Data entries

▽

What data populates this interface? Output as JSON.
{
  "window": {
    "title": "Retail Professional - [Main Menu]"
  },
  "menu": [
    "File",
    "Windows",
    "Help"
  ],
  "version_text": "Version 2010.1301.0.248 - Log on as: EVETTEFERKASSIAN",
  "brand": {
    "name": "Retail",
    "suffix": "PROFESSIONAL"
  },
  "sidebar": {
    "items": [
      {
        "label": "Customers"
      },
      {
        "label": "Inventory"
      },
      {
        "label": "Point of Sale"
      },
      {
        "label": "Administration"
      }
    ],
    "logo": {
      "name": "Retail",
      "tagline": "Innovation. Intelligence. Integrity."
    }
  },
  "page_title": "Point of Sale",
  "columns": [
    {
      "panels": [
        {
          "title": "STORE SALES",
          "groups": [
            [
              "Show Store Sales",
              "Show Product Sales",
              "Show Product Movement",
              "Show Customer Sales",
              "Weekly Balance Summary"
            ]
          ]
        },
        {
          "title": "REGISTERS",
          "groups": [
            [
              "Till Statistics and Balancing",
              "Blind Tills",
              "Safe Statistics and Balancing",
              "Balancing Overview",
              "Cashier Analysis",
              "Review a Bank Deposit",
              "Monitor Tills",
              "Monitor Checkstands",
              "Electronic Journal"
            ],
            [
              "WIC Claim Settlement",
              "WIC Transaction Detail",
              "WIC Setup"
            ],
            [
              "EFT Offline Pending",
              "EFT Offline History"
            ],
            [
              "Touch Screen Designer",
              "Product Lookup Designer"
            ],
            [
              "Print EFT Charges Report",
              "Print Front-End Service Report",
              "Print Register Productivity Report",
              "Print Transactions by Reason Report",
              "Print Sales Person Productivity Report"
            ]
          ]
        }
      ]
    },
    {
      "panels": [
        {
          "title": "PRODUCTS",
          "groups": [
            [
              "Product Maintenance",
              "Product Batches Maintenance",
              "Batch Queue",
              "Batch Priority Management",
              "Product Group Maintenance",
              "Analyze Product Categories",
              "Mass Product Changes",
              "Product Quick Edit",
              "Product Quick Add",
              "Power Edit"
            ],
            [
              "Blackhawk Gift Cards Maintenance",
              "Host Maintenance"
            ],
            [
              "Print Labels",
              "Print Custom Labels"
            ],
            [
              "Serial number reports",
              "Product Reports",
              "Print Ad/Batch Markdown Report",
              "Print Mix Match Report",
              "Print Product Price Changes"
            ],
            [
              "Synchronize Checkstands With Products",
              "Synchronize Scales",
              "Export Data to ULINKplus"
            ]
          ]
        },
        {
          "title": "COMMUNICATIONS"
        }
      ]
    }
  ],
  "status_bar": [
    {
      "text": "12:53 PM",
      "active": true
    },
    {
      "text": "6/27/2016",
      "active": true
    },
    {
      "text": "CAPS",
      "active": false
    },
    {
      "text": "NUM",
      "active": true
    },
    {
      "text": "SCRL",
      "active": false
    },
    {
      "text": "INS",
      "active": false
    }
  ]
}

△

### Challenge
Scan the listing above and copy all lines containing the word "Maintenance".

### Complete answer
              "Product Maintenance",
              "Product Batches Maintenance",
              "Product Group Maintenance",
              "Blackhawk Gift Cards Maintenance",
              "Host Maintenance"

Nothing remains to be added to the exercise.